__Task description__
Output the records exactly. Include every line.

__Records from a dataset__
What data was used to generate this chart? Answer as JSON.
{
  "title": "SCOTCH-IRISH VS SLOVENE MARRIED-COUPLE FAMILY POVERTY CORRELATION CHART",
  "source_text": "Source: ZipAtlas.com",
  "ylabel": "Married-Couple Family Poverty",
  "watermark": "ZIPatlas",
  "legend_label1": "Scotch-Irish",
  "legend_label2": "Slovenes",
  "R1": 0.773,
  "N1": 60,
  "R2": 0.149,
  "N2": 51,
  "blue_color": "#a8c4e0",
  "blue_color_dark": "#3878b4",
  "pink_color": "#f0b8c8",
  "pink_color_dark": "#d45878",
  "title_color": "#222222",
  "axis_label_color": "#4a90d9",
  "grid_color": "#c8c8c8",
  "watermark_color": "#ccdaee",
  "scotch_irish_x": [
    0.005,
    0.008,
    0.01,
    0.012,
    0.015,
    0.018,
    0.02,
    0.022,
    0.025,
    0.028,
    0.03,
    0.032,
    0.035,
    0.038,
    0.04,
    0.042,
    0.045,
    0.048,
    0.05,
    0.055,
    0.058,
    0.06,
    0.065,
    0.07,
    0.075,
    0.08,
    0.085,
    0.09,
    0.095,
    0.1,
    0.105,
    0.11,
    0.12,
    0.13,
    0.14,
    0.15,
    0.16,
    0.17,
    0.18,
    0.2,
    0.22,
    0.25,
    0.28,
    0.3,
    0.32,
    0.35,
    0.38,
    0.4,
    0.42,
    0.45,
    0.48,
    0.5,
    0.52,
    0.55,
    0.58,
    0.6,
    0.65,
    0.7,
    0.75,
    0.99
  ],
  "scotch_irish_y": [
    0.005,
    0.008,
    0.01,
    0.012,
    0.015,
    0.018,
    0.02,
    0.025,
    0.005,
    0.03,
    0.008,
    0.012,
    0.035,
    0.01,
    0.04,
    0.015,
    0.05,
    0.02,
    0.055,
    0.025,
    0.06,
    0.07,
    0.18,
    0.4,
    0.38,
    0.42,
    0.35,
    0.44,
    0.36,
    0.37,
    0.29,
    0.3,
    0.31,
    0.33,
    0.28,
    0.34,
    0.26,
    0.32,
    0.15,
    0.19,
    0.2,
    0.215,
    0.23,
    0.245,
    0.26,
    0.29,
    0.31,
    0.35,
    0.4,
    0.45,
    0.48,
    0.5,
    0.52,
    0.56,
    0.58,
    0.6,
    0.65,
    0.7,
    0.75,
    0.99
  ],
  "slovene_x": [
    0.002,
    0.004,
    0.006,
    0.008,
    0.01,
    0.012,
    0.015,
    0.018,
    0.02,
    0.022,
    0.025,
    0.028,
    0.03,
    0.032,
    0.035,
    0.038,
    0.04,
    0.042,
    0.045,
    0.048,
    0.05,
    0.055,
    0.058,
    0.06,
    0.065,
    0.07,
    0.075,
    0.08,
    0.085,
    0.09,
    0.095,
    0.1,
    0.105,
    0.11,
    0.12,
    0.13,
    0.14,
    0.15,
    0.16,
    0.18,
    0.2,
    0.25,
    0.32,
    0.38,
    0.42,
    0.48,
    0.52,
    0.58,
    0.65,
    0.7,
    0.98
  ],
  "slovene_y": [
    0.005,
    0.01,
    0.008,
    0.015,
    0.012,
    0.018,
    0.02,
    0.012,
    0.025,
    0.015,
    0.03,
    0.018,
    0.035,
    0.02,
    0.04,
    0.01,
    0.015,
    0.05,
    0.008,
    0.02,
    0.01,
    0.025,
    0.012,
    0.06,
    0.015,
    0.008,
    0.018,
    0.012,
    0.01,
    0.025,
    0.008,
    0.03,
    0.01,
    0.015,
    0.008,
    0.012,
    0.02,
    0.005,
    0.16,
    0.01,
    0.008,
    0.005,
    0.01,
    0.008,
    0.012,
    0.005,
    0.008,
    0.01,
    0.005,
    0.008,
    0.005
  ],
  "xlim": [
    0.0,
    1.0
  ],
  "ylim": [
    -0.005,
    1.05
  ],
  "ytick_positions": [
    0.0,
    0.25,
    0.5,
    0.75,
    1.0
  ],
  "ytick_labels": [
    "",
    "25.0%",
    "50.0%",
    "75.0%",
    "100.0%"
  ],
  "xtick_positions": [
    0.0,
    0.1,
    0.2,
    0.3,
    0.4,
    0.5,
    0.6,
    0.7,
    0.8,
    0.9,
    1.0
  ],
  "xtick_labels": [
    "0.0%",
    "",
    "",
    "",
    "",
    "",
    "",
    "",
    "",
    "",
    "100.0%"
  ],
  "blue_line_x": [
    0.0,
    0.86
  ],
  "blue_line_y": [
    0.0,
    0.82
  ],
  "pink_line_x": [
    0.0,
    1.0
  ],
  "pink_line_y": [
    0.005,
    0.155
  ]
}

__Problem solution__
What data was used to generate this chart? Answer as JSON.
{
  "title": "SCOTCH-IRISH VS SLOVENE MARRIED-COUPLE FAMILY POVERTY CORRELATION CHART",
  "source_text": "Source: ZipAtlas.com",
  "ylabel": "Married-Couple Family Poverty",
  "watermark": "ZIPatlas",
  "legend_label1": "Scotch-Irish",
  "legend_label2": "Slovenes",
  "R1": 0.773,
  "N1": 60,
  "R2": 0.149,
  "N2": 51,
  "blue_color": "#a8c4e0",
  "blue_color_dark": "#3878b4",
  "pink_color": "#f0b8c8",
  "pink_color_dark": "#d45878",
  "title_color": "#222222",
  "axis_label_color": "#4a90d9",
  "grid_color": "#c8c8c8",
  "watermark_color": "#ccdaee",
  "scotch_irish_x": [
    0.005,
    0.008,
    0.01,
    0.012,
    0.015,
    0.018,
    0.02,
    0.022,
    0.025,
    0.028,
    0.03,
    0.032,
    0.035,
    0.038,
    0.04,
    0.042,
    0.045,
    0.048,
    0.05,
    0.055,
    0.058,
    0.06,
    0.065,
    0.07,
    0.075,
    0.08,
    0.085,
    0.09,
    0.095,
    0.1,
    0.105,
    0.11,
    0.12,
    0.13,
    0.14,
    0.15,
    0.16,
    0.17,
    0.18,
    0.2,
    0.22,
    0.25,
    0.28,
    0.3,
    0.32,
    0.35,
    0.38,
    0.4,
    0.42,
    0.45,
    0.48,
    0.5,
    0.52,
    0.55,
    0.58,
    0.6,
    0.65,
    0.7,
    0.75,
    0.99
  ],
  "scotch_irish_y": [
    0.005,
    0.008,
    0.01,
    0.012,
    0.015,
    0.018,
    0.02,
    0.025,
    0.005,
    0.03,
    0.008,
    0.012,
    0.035,
    0.01,
    0.04,
    0.015,
    0.05,
    0.02,
    0.055,
    0.025,
    0.06,
    0.07,
    0.18,
    0.4,
    0.38,
    0.42,
    0.35,
    0.44,
    0.36,
    0.37,
    0.29,
    0.3,
    0.31,
    0.33,
    0.28,
    0.34,
    0.26,
    0.32,
    0.15,
    0.19,
    0.2,
    0.215,
    0.23,
    0.245,
    0.26,
    0.29,
    0.31,
    0.35,
    0.4,
    0.45,
    0.48,
    0.5,
    0.52,
    0.56,
    0.58,
    0.6,
    0.65,
    0.7,
    0.75,
    0.99
  ],
  "slovene_x": [
    0.002,
    0.004,
    0.006,
    0.008,
    0.01,
    0.012,
    0.015,
    0.018,
    0.02,
    0.022,
    0.025,
    0.028,
    0.03,
    0.032,
    0.035,
    0.038,
    0.04,
    0.042,
    0.045,
    0.048,
    0.05,
    0.055,
    0.058,
    0.06,
    0.065,
    0.07,
    0.075,
    0.08,
    0.085,
    0.09,
    0.095,
    0.1,
    0.105,
    0.11,
    0.12,
    0.13,
    0.14,
    0.15,
    0.16,
    0.18,
    0.2,
    0.25,
    0.32,
    0.38,
    0.42,
    0.48,
    0.52,
    0.58,
    0.65,
    0.7,
    0.98
  ],
  "slovene_y": [
    0.005,
    0.01,
    0.008,
    0.015,
    0.012,
    0.018,
    0.02,
    0.012,
    0.025,
    0.015,
    0.03,
    0.018,
    0.035,
    0.02,
    0.04,
    0.01,
    0.015,
    0.05,
    0.008,
    0.02,
    0.01,
    0.025,
    0.012,
    0.06,
    0.015,
    0.008,
    0.018,
    0.012,
    0.01,
    0.025,
    0.008,
    0.03,
    0.01,
    0.015,
    0.008,
    0.012,
    0.02,
    0.005,
    0.16,
    0.01,
    0.008,
    0.005,
    0.01,
    0.008,
    0.012,
    0.005,
    0.008,
    0.01,
    0.005,
    0.008,
    0.005
  ],
  "xlim": [
    0.0,
    1.0
  ],
  "ylim": [
    -0.005,
    1.05
  ],
  "ytick_positions": [
    0.0,
    0.25,
    0.5,
    0.75,
    1.0
  ],
  "ytick_labels": [
    "",
    "25.0%",
    "50.0%",
    "75.0%",
    "100.0%"
  ],
  "xtick_positions": [
    0.0,
    0.1,
    0.2,
    0.3,
    0.4,
    0.5,
    0.6,
    0.7,
    0.8,
    0.9,
    1.0
  ],
  "xtick_labels": [
    "0.0%",
    "",
    "",
    "",
    "",
    "",
    "",
    "",
    "",
    "",
    "100.0%"
  ],
  "blue_line_x": [
    0.0,
    0.86
  ],
  "blue_line_y": [
    0.0,
    0.82
  ],
  "pink_line_x": [
    0.0,
    1.0
  ],
  "pink_line_y": [
    0.005,
    0.155
  ]
}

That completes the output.